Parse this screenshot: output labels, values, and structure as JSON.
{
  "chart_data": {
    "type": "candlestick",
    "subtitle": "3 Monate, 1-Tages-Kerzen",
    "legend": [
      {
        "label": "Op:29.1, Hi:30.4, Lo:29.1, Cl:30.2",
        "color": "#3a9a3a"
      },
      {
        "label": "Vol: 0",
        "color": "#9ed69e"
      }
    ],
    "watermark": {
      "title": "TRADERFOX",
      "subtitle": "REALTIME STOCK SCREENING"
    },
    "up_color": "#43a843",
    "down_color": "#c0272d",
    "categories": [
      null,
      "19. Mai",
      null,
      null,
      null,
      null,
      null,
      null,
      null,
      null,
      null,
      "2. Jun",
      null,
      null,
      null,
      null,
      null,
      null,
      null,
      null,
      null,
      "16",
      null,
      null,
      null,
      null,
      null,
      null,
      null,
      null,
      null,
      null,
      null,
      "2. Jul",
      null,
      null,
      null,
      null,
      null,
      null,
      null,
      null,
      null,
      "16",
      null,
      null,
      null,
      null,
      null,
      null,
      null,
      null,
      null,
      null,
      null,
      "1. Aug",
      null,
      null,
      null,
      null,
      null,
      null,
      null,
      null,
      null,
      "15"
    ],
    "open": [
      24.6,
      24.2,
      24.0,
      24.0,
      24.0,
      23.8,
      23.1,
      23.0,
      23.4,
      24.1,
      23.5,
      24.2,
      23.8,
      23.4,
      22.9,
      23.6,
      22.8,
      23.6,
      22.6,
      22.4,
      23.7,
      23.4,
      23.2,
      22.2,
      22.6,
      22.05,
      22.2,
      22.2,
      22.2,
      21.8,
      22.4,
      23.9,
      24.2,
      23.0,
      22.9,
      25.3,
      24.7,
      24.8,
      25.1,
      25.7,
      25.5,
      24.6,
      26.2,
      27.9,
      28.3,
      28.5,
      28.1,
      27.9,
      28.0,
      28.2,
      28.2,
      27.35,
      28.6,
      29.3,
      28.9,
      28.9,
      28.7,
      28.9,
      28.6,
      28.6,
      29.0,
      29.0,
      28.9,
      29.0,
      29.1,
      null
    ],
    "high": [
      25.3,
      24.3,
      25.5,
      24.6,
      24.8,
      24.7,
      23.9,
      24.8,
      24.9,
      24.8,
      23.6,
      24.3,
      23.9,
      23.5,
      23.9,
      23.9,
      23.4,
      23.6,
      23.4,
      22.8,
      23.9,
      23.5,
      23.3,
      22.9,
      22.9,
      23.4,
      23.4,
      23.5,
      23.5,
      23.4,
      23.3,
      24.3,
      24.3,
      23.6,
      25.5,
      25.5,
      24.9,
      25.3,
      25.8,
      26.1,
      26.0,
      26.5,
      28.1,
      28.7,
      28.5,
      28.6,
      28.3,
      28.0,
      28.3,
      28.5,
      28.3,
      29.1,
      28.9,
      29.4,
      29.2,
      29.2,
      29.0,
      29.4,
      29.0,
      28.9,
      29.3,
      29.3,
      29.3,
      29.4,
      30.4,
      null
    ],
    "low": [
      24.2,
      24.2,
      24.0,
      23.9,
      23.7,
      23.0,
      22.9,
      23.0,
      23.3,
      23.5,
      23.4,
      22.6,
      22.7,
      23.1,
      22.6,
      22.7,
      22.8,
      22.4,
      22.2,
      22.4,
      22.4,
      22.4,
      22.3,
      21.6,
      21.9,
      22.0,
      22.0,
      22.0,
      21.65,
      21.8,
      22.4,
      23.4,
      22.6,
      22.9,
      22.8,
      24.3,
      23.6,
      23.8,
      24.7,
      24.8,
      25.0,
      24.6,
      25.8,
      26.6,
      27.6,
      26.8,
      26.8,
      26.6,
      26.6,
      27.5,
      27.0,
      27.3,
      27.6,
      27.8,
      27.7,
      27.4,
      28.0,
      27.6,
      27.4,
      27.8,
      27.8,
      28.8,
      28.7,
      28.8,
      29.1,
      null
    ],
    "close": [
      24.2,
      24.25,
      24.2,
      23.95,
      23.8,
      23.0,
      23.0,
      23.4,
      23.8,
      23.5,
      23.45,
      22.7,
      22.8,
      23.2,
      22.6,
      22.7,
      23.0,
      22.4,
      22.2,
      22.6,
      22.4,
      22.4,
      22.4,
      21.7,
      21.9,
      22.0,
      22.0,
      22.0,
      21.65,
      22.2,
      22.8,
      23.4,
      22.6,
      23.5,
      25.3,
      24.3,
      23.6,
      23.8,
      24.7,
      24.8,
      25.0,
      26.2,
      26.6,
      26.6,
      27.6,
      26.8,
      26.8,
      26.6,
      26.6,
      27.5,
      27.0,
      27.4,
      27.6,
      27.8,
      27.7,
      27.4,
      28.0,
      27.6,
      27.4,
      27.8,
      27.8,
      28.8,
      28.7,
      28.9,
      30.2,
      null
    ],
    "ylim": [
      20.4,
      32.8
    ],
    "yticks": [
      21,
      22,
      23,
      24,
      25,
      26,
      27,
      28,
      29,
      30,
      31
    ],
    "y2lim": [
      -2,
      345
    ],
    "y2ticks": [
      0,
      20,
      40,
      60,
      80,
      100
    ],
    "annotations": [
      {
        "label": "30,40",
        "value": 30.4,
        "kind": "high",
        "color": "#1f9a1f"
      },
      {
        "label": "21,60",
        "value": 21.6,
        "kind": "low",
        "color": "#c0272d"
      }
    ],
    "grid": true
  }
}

TASK DESCRIPTION | Extract every line above exactly as it stands.

ANSWER TO THE EXERCISE |
Parse this screenshot: output labels, values, and structure as JSON.
{
  "chart_data": {
    "type": "candlestick",
    "subtitle": "3 Monate, 1-Tages-Kerzen",
    "legend": [
      {
        "label": "Op:29.1, Hi:30.4, Lo:29.1, Cl:30.2",
        "color": "#3a9a3a"
      },
      {
        "label": "Vol: 0",
        "color": "#9ed69e"
      }
    ],
    "watermark": {
      "title": "TRADERFOX",
      "subtitle": "REALTIME STOCK SCREENING"
    },
    "up_color": "#43a843",
    "down_color": "#c0272d",
    "categories": [
      null,
      "19. Mai",
      null,
      null,
      null,
      null,
      null,
      null,
      null,
      null,
      null,
      "2. Jun",
      null,
      null,
      null,
      null,
      null,
      null,
      null,
      null,
      null,
      "16",
      null,
      null,
      null,
      null,
      null,
      null,
      null,
      null,
      null,
      null,
      null,
      "2. Jul",
      null,
      null,
      null,
      null,
      null,
      null,
      null,
      null,
      null,
      "16",
      null,
      null,
      null,
      null,
      null,
      null,
      null,
      null,
      null,
      null,
      null,
      "1. Aug",
      null,
      null,
      null,
      null,
      null,
      null,
      null,
      null,
      null,
      "15"
    ],
    "open": [
      24.6,
      24.2,
      24.0,
      24.0,
      24.0,
      23.8,
      23.1,
      23.0,
      23.4,
      24.1,
      23.5,
      24.2,
      23.8,
      23.4,
      22.9,
      23.6,
      22.8,
      23.6,
      22.6,
      22.4,
      23.7,
      23.4,
      23.2,
      22.2,
      22.6,
      22.05,
      22.2,
      22.2,
      22.2,
      21.8,
      22.4,
      23.9,
      24.2,
      23.0,
      22.9,
      25.3,
      24.7,
      24.8,
      25.1,
      25.7,
      25.5,
      24.6,
      26.2,
      27.9,
      28.3,
      28.5,
      28.1,
      27.9,
      28.0,
      28.2,
      28.2,
      27.35,
      28.6,
      29.3,
      28.9,
      28.9,
      28.7,
      28.9,
      28.6,
      28.6,
      29.0,
      29.0,
      28.9,
      29.0,
      29.1,
      null
    ],
    "high": [
      25.3,
      24.3,
      25.5,
      24.6,
      24.8,
      24.7,
      23.9,
      24.8,
      24.9,
      24.8,
      23.6,
      24.3,
      23.9,
      23.5,
      23.9,
      23.9,
      23.4,
      23.6,
      23.4,
      22.8,
      23.9,
      23.5,
      23.3,
      22.9,
      22.9,
      23.4,
      23.4,
      23.5,
      23.5,
      23.4,
      23.3,
      24.3,
      24.3,
      23.6,
      25.5,
      25.5,
      24.9,
      25.3,
      25.8,
      26.1,
      26.0,
      26.5,
      28.1,
      28.7,
      28.5,
      28.6,
      28.3,
      28.0,
      28.3,
      28.5,
      28.3,
      29.1,
      28.9,
      29.4,
      29.2,
      29.2,
      29.0,
      29.4,
      29.0,
      28.9,
      29.3,
      29.3,
      29.3,
      29.4,
      30.4,
      null
    ],
    "low": [
      24.2,
      24.2,
      24.0,
      23.9,
      23.7,
      23.0,
      22.9,
      23.0,
      23.3,
      23.5,
      23.4,
      22.6,
      22.7,
      23.1,
      22.6,
      22.7,
      22.8,
      22.4,
      22.2,
      22.4,
      22.4,
      22.4,
      22.3,
      21.6,
      21.9,
      22.0,
      22.0,
      22.0,
      21.65,
      21.8,
      22.4,
      23.4,
      22.6,
      22.9,
      22.8,
      24.3,
      23.6,
      23.8,
      24.7,
      24.8,
      25.0,
      24.6,
      25.8,
      26.6,
      27.6,
      26.8,
      26.8,
      26.6,
      26.6,
      27.5,
      27.0,
      27.3,
      27.6,
      27.8,
      27.7,
      27.4,
      28.0,
      27.6,
      27.4,
      27.8,
      27.8,
      28.8,
      28.7,
      28.8,
      29.1,
      null
    ],
    "close": [
      24.2,
      24.25,
      24.2,
      23.95,
      23.8,
      23.0,
      23.0,
      23.4,
      23.8,
      23.5,
      23.45,
      22.7,
      22.8,
      23.2,
      22.6,
      22.7,
      23.0,
      22.4,
      22.2,
      22.6,
      22.4,
      22.4,
      22.4,
      21.7,
      21.9,
      22.0,
      22.0,
      22.0,
      21.65,
      22.2,
      22.8,
      23.4,
      22.6,
      23.5,
      25.3,
      24.3,
      23.6,
      23.8,
      24.7,
      24.8,
      25.0,
      26.2,
      26.6,
      26.6,
      27.6,
      26.8,
      26.8,
      26.6,
      26.6,
      27.5,
      27.0,
      27.4,
      27.6,
      27.8,
      27.7,
      27.4,
      28.0,
      27.6,
      27.4,
      27.8,
      27.8,
      28.8,
      28.7,
      28.9,
      30.2,
      null
    ],
    "ylim": [
      20.4,
      32.8
    ],
    "yticks": [
      21,
      22,
      23,
      24,
      25,
      26,
      27,
      28,
      29,
      30,
      31
    ],
    "y2lim": [
      -2,
      345
    ],
    "y2ticks": [
      0,
      20,
      40,
      60,
      80,
      100
    ],
    "annotations": [
      {
        "label": "30,40",
        "value": 30.4,
        "kind": "high",
        "color": "#1f9a1f"
      },
      {
        "label": "21,60",
        "value": 21.6,
        "kind": "low",
        "color": "#c0272d"
      }
    ],
    "grid": true
  }
}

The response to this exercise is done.